**Your goal**
Only the pictures stay out; every record is to be quoted exactly.

**Items**
--- Start ---

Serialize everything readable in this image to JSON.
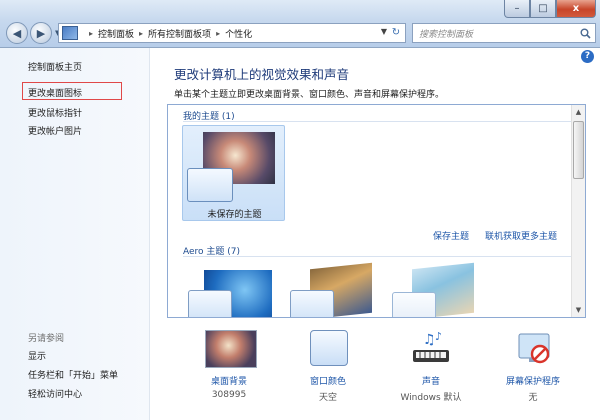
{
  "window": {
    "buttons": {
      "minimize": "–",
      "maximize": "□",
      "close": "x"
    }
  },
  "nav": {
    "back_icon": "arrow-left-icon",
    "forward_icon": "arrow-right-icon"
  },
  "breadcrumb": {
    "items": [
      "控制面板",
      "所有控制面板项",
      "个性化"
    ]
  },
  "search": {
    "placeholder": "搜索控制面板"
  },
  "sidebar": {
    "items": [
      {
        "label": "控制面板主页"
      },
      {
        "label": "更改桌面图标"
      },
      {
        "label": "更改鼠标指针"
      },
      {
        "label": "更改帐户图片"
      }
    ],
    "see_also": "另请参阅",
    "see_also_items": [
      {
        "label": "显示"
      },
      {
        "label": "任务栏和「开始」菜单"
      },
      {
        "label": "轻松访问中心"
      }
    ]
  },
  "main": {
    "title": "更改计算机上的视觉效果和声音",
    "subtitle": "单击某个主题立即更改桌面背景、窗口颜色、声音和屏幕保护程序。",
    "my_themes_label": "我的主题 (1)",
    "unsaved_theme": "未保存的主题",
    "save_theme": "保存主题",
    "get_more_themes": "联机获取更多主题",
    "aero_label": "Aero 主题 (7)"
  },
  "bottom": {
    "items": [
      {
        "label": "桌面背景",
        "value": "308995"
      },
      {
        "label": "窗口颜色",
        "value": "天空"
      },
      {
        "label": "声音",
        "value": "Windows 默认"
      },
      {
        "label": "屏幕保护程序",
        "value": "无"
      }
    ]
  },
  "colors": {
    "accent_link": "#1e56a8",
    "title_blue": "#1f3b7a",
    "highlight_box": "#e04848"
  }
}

--- End ---

**Written reply**
Serialize everything readable in this image to JSON.
{
  "window": {
    "buttons": {
      "minimize": "–",
      "maximize": "□",
      "close": "x"
    }
  },
  "nav": {
    "back_icon": "arrow-left-icon",
    "forward_icon": "arrow-right-icon"
  },
  "breadcrumb": {
    "items": [
      "控制面板",
      "所有控制面板项",
      "个性化"
    ]
  },
  "search": {
    "placeholder": "搜索控制面板"
  },
  "sidebar": {
    "items": [
      {
        "label": "控制面板主页"
      },
      {
        "label": "更改桌面图标"
      },
      {
        "label": "更改鼠标指针"
      },
      {
        "label": "更改帐户图片"
      }
    ],
    "see_also": "另请参阅",
    "see_also_items": [
      {
        "label": "显示"
      },
      {
        "label": "任务栏和「开始」菜单"
      },
      {
        "label": "轻松访问中心"
      }
    ]
  },
  "main": {
    "title": "更改计算机上的视觉效果和声音",
    "subtitle": "单击某个主题立即更改桌面背景、窗口颜色、声音和屏幕保护程序。",
    "my_themes_label": "我的主题 (1)",
    "unsaved_theme": "未保存的主题",
    "save_theme": "保存主题",
    "get_more_themes": "联机获取更多主题",
    "aero_label": "Aero 主题 (7)"
  },
  "bottom": {
    "items": [
      {
        "label": "桌面背景",
        "value": "308995"
      },
      {
        "label": "窗口颜色",
        "value": "天空"
      },
      {
        "label": "声音",
        "value": "Windows 默认"
      },
      {
        "label": "屏幕保护程序",
        "value": "无"
      }
    ]
  },
  "colors": {
    "accent_link": "#1e56a8",
    "title_blue": "#1f3b7a",
    "highlight_box": "#e04848"
  }
}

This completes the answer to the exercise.